> _Objective_:
In the material below, find how many lines contain the string "Luke". Write only that number.

====== Data lines

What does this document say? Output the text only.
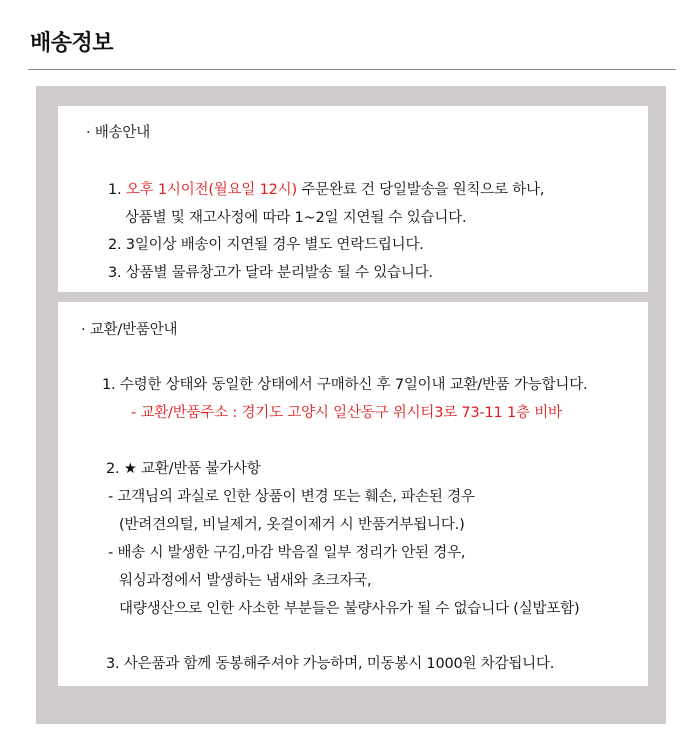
배송정보
· 배송안내
1. 오후 1시이전(월요일 12시) 주문완료 건 당일발송을 원칙으로 하나,
상품별 및 재고사정에 따라 1~2일 지연될 수 있습니다.
2. 3일이상 배송이 지연될 경우 별도 연락드립니다.
3. 상품별 물류창고가 달라 분리발송 될 수 있습니다.
· 교환/반품안내
1. 수령한 상태와 동일한 상태에서 구매하신 후 7일이내 교환/반품 가능합니다.
- 교환/반품주소 : 경기도 고양시 일산동구 위시티3로 73-11 1층 비바
2. ★ 교환/반품 불가사항
- 고객님의 과실로 인한 상품이 변경 또는 훼손, 파손된 경우
(반려견의털, 비닐제거, 옷걸이제거 시 반품거부됩니다.)
- 배송 시 발생한 구김,마감 박음질 일부 정리가 안된 경우,
워싱과정에서 발생하는 냄새와 초크자국,
대량생산으로 인한 사소한 부분들은 불량사유가 될 수 없습니다 (실밥포함)
3. 사은품과 함께 동봉해주셔야 가능하며, 미동봉시 1000원 차감됩니다.
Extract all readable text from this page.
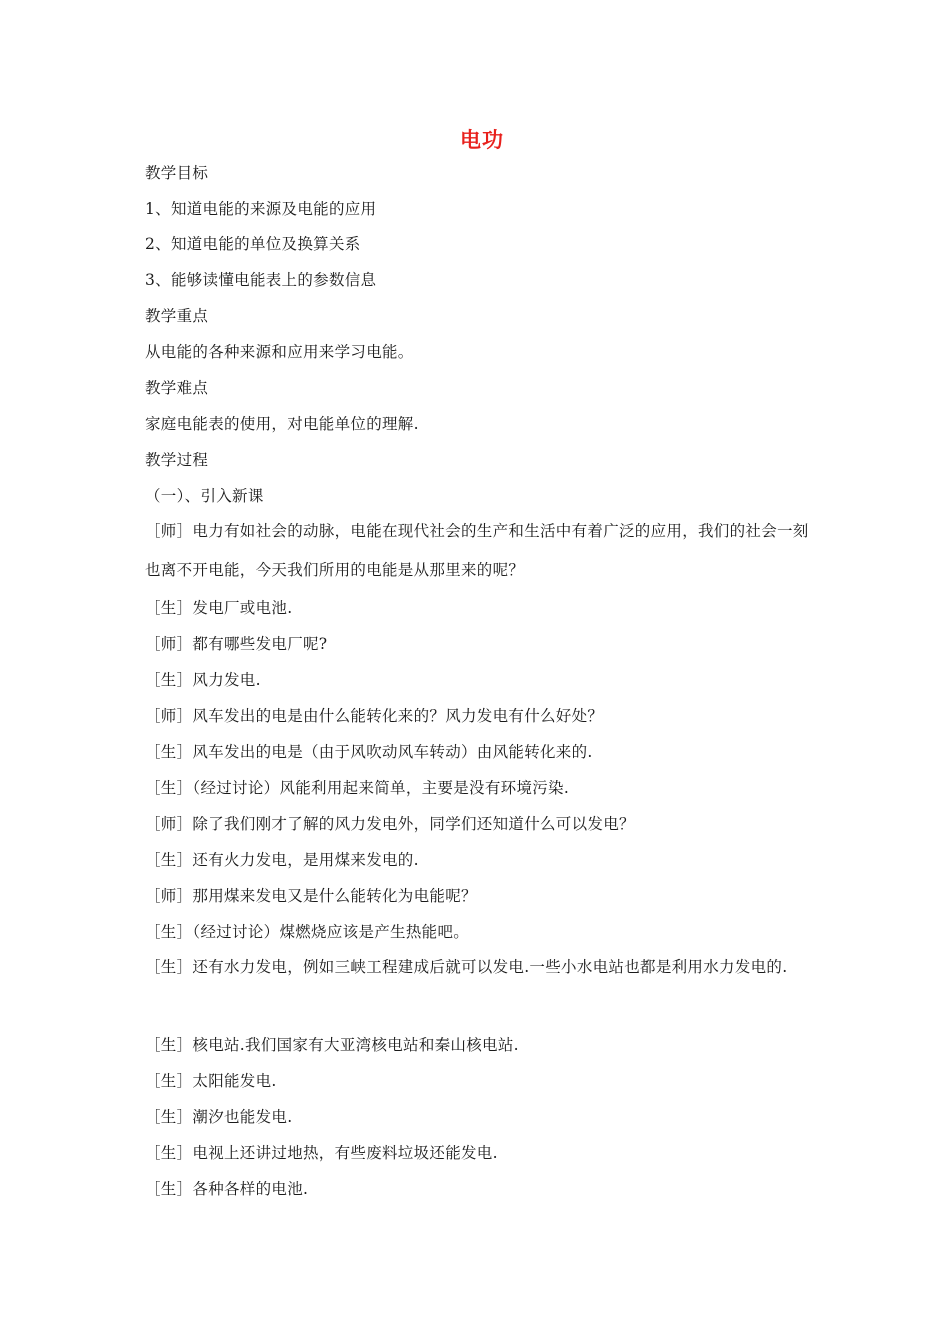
电功
教学目标
1、知道电能的来源及电能的应用
2、知道电能的单位及换算关系
3、能够读懂电能表上的参数信息
教学重点
从电能的各种来源和应用来学习电能。
教学难点
家庭电能表的使用，对电能单位的理解.
教学过程
（一）、引入新课
［师］电力有如社会的动脉，电能在现代社会的生产和生活中有着广泛的应用，我们的社会一刻也离不开电能，今天我们所用的电能是从那里来的呢？
［生］发电厂或电池.
［师］都有哪些发电厂呢?
［生］风力发电.
［师］风车发出的电是由什么能转化来的？风力发电有什么好处？
［生］风车发出的电是（由于风吹动风车转动）由风能转化来的.
［生］（经过讨论）风能利用起来简单，主要是没有环境污染.
［师］除了我们刚才了解的风力发电外，同学们还知道什么可以发电？
［生］还有火力发电，是用煤来发电的.
［师］那用煤来发电又是什么能转化为电能呢？
［生］（经过讨论）煤燃烧应该是产生热能吧。
［生］还有水力发电，例如三峡工程建成后就可以发电.一些小水电站也都是利用水力发电的.
［生］核电站.我们国家有大亚湾核电站和秦山核电站.
［生］太阳能发电.
［生］潮汐也能发电.
［生］电视上还讲过地热，有些废料垃圾还能发电.
［生］各种各样的电池.
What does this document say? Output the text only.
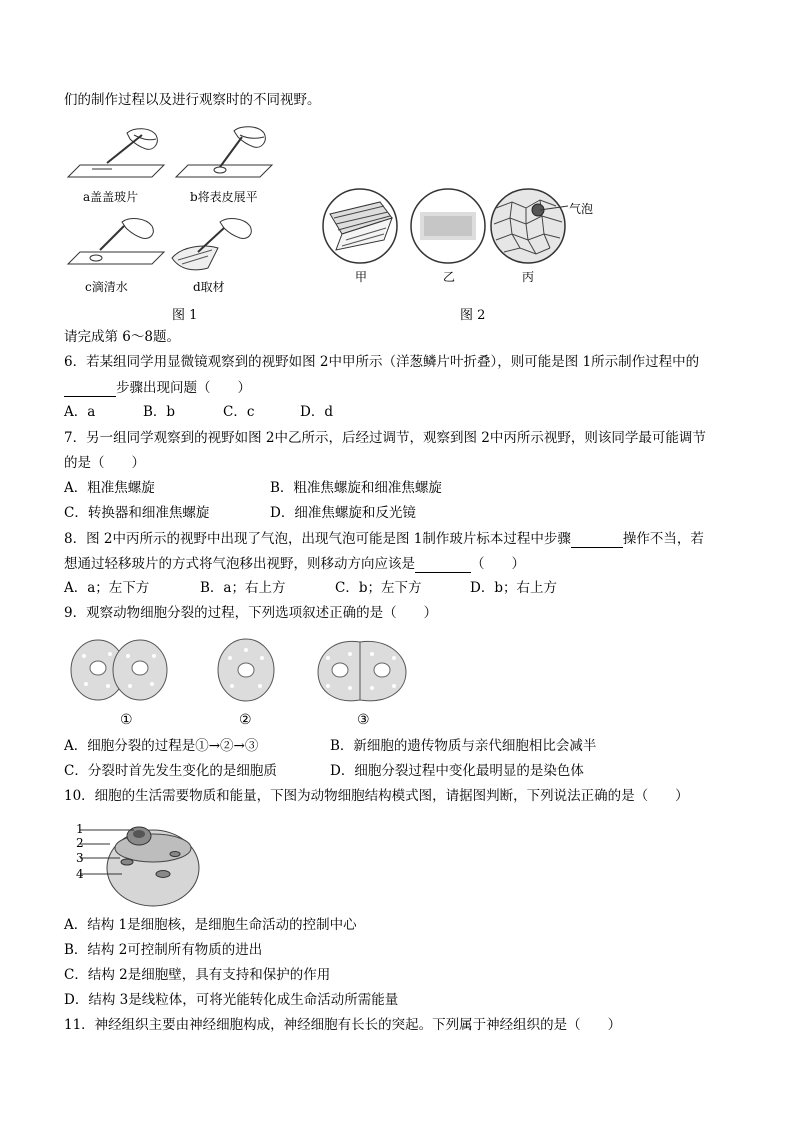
们的制作过程以及进行观察时的不同视野。
a盖盖玻片	b将表皮展平
c滴清水	d取材
图 1
甲	乙
气泡
丙
图 2
请完成第 6～8题。
6．若某组同学用显微镜观察到的视野如图 2中甲所示（洋葱鳞片叶折叠），则可能是图 1所示制作过程中的
步骤出现问题（　　）
A．a	B．b	C．c	D．d
7．另一组同学观察到的视野如图 2中乙所示，后经过调节，观察到图 2中丙所示视野，则该同学最可能调节
的是（　　）
A．粗准焦螺旋	B．粗准焦螺旋和细准焦螺旋
C．转换器和细准焦螺旋	D．细准焦螺旋和反光镜
8．图 2中丙所示的视野中出现了气泡，出现气泡可能是图 1制作玻片标本过程中步骤	操作不当，若
想通过轻移玻片的方式将气泡移出视野，则移动方向应该是	（　　）
A．a；左下方	B．a；右上方	C．b；左下方	D．b；右上方
9．观察动物细胞分裂的过程，下列选项叙述正确的是（　　）
①	②	③
A．细胞分裂的过程是①→②→③	B．新细胞的遗传物质与亲代细胞相比会减半
C．分裂时首先发生变化的是细胞质	D．细胞分裂过程中变化最明显的是染色体
10．细胞的生活需要物质和能量，下图为动物细胞结构模式图，请据图判断，下列说法正确的是（　　）
1
2
3
4
A．结构 1是细胞核，是细胞生命活动的控制中心
B．结构 2可控制所有物质的进出
C．结构 2是细胞壁，具有支持和保护的作用
D．结构 3是线粒体，可将光能转化成生命活动所需能量
11．神经组织主要由神经细胞构成，神经细胞有长长的突起。下列属于神经组织的是（　　）
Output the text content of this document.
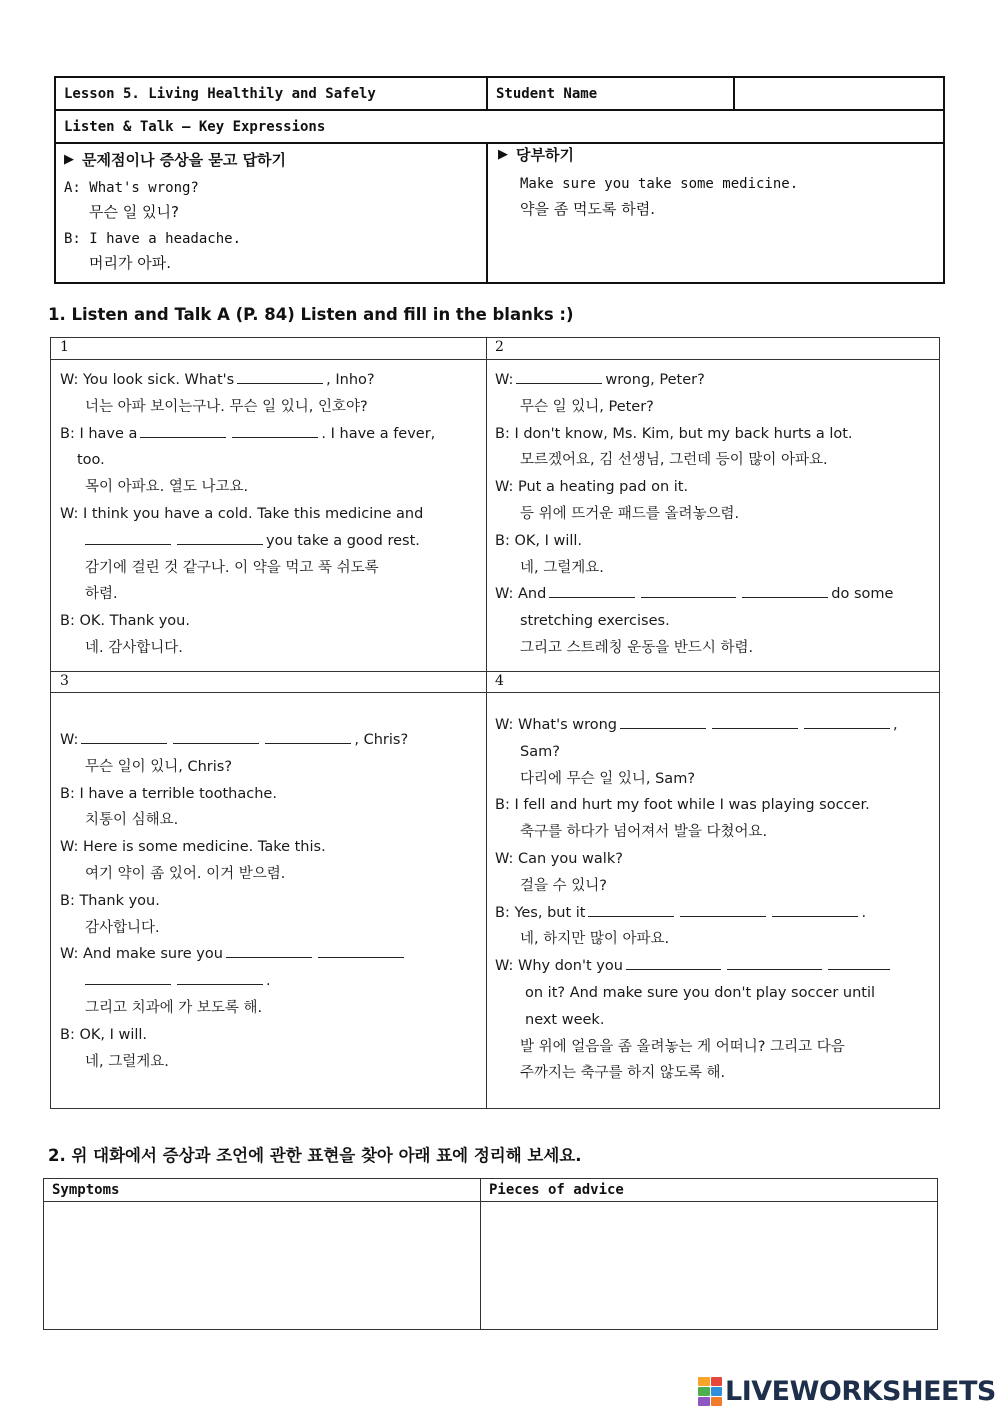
Lesson 5. Living Healthily and Safely	Student Name
Listen & Talk – Key Expressions
▶ 문제점이나 증상을 묻고 답하기
A: What's wrong?
무슨 일 있니?
B: I have a headache.
머리가 아파.
▶ 당부하기
Make sure you take some medicine.
약을 좀 먹도록 하렴.
1. Listen and Talk A (P. 84) Listen and fill in the blanks :)
1	2
3	4
W: You look sick. What's	, Inho?
너는 아파 보이는구나. 무슨 일 있니, 인호야?
B: I have a	. I have a fever,
too.
목이 아파요. 열도 나고요.
W: I think you have a cold. Take this medicine and
you take a good rest.
감기에 걸린 것 같구나. 이 약을 먹고 푹 쉬도록
하렴.
B: OK. Thank you.
네. 감사합니다.
W:	wrong, Peter?
무슨 일 있니, Peter?
B: I don't know, Ms. Kim, but my back hurts a lot.
모르겠어요, 김 선생님, 그런데 등이 많이 아파요.
W: Put a heating pad on it.
등 위에 뜨거운 패드를 올려놓으렴.
B: OK, I will.
네, 그럴게요.
W: And	do some
stretching exercises.
그리고 스트레칭 운동을 반드시 하렴.
W:	, Chris?
무슨 일이 있니, Chris?
B: I have a terrible toothache.
치통이 심해요.
W: Here is some medicine. Take this.
여기 약이 좀 있어. 이거 받으렴.
B: Thank you.
감사합니다.
W: And make sure you
.
그리고 치과에 가 보도록 해.
B: OK, I will.
네, 그럴게요.
W: What's wrong	,
Sam?
다리에 무슨 일 있니, Sam?
B: I fell and hurt my foot while I was playing soccer.
축구를 하다가 넘어져서 발을 다쳤어요.
W: Can you walk?
걸을 수 있니?
B: Yes, but it	.
네, 하지만 많이 아파요.
W: Why don't you
on it? And make sure you don't play soccer until
next week.
발 위에 얼음을 좀 올려놓는 게 어떠니? 그리고 다음
주까지는 축구를 하지 않도록 해.
2. 위 대화에서 증상과 조언에 관한 표현을 찾아 아래 표에 정리해 보세요.
Symptoms	Pieces of advice
LIVEWORKSHEETS
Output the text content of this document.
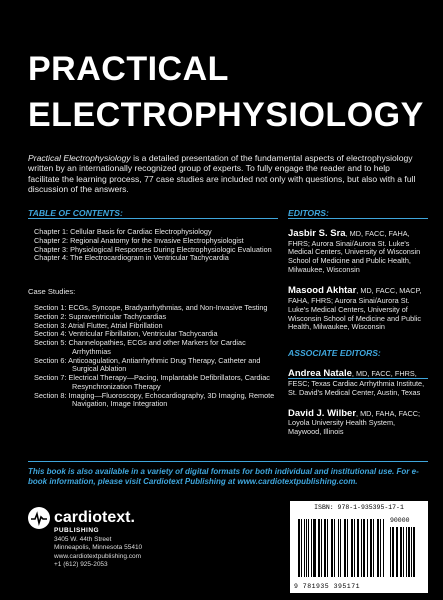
PRACTICAL
ELECTROPHYSIOLOGY
Practical Electrophysiology is a detailed presentation of the fundamental aspects of electrophysiology written by an internationally recognized group of experts. To fully engage the reader and to help facilitate the learning process, 77 case studies are included not only with questions, but also with a full discussion of the answers.
TABLE OF CONTENTS:
Chapter 1: Cellular Basis for Cardiac Electrophysiology
Chapter 2: Regional Anatomy for the Invasive Electrophysiologist
Chapter 3: Physiological Responses During Electrophysiologic Evaluation
Chapter 4: The Electrocardiogram in Ventricular Tachycardia
Case Studies:
Section 1: ECGs, Syncope, Bradyarrhythmias, and Non-Invasive Testing
Section 2: Supraventricular Tachycardias
Section 3: Atrial Flutter, Atrial Fibrillation
Section 4: Ventricular Fibrillation, Ventricular Tachycardia
Section 5: Channelopathies, ECGs and other Markers for Cardiac Arrhythmias
Section 6: Anticoagulation, Antiarrhythmic Drug Therapy, Catheter and Surgical Ablation
Section 7: Electrical Therapy—Pacing, Implantable Defibrillators, Cardiac Resynchronization Therapy
Section 8: Imaging—Fluoroscopy, Echocardiography, 3D Imaging, Remote Navigation, Image Integration
EDITORS:
Jasbir S. Sra, MD, FACC, FAHA, FHRS; Aurora Sinai/Aurora St. Luke's Medical Centers, University of Wisconsin School of Medicine and Public Health, Milwaukee, Wisconsin
Masood Akhtar, MD, FACC, MACP, FAHA, FHRS; Aurora Sinai/Aurora St. Luke's Medical Centers, University of Wisconsin School of Medicine and Public Health, Milwaukee, Wisconsin
ASSOCIATE EDITORS:
Andrea Natale, MD, FACC, FHRS, FESC; Texas Cardiac Arrhythmia Institute, St. David's Medical Center, Austin, Texas
David J. Wilber, MD, FAHA, FACC; Loyola University Health System, Maywood, Illinois
This book is also available in a variety of digital formats for both individual and institutional use. For e-book information, please visit Cardiotext Publishing at www.cardiotextpublishing.com.
cardiotext.
PUBLISHING
3405 W. 44th Street
Minneapolis, Minnesota 55410
www.cardiotextpublishing.com
+1 (612) 925-2053
ISBN: 978-1-935395-17-1
90000
9 781935 395171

============

> _Answer for this exercise_:
2